§ EXERCISE MATERIAL
## Start

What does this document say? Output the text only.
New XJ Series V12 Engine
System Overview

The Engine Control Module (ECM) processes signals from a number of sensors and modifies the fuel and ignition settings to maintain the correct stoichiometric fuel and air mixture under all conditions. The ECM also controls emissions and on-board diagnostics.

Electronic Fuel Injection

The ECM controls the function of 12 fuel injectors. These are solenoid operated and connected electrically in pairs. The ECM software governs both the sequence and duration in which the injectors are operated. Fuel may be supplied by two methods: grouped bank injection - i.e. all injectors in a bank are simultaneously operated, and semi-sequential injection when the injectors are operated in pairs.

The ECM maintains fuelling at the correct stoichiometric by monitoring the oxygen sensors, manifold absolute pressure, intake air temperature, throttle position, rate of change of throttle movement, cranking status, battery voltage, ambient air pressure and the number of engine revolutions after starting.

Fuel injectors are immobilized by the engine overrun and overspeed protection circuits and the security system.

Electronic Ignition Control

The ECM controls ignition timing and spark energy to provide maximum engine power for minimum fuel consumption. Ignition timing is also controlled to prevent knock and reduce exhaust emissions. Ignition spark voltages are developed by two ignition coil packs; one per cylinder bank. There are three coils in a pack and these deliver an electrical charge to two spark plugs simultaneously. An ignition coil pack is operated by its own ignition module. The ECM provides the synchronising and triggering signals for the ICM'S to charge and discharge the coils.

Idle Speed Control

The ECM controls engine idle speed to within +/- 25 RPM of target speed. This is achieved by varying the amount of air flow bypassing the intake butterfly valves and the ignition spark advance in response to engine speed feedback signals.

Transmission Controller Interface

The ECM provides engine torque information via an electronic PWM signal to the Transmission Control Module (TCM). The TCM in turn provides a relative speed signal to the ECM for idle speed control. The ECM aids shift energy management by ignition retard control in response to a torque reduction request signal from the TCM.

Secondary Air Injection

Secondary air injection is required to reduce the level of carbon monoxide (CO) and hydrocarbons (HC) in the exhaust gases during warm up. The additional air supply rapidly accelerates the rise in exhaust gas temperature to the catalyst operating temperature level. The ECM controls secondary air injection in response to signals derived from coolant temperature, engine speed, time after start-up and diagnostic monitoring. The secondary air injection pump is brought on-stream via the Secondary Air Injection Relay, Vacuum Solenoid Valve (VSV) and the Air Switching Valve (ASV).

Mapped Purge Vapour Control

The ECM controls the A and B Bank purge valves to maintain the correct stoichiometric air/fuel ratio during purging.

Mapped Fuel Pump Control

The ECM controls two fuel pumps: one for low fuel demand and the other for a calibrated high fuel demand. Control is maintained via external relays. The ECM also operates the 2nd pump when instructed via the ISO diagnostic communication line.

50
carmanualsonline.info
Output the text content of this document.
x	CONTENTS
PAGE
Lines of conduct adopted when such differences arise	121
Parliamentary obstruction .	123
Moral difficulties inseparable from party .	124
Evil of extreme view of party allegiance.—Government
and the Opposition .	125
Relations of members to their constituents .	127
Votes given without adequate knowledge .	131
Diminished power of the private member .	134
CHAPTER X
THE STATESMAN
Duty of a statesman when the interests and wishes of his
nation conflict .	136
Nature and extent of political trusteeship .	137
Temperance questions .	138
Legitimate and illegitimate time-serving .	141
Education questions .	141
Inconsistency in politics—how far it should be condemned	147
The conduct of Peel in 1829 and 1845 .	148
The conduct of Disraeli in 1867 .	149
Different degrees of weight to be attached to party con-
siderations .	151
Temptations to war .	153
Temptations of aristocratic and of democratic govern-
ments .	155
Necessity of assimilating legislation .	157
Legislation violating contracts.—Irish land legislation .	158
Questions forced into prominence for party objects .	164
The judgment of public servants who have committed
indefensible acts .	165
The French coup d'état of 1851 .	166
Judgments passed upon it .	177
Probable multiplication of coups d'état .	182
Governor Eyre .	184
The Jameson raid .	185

## End

§ GOAL OF THE EXERCISE
Beginning at the line where "Output the text content of this document." appears, extract each line through the end of the data above; keep them exact and include nothing else.

§ FINAL ANSWER
Output the text content of this document.
x	CONTENTS
PAGE
Lines of conduct adopted when such differences arise	121
Parliamentary obstruction .	123
Moral difficulties inseparable from party .	124
Evil of extreme view of party allegiance.—Government
and the Opposition .	125
Relations of members to their constituents .	127
Votes given without adequate knowledge .	131
Diminished power of the private member .	134
CHAPTER X
THE STATESMAN
Duty of a statesman when the interests and wishes of his
nation conflict .	136
Nature and extent of political trusteeship .	137
Temperance questions .	138
Legitimate and illegitimate time-serving .	141
Education questions .	141
Inconsistency in politics—how far it should be condemned	147
The conduct of Peel in 1829 and 1845 .	148
The conduct of Disraeli in 1867 .	149
Different degrees of weight to be attached to party con-
siderations .	151
Temptations to war .	153
Temptations of aristocratic and of democratic govern-
ments .	155
Necessity of assimilating legislation .	157
Legislation violating contracts.—Irish land legislation .	158
Questions forced into prominence for party objects .	164
The judgment of public servants who have committed
indefensible acts .	165
The French coup d'état of 1851 .	166
Judgments passed upon it .	177
Probable multiplication of coups d'état .	182
Governor Eyre .	184
The Jameson raid .	185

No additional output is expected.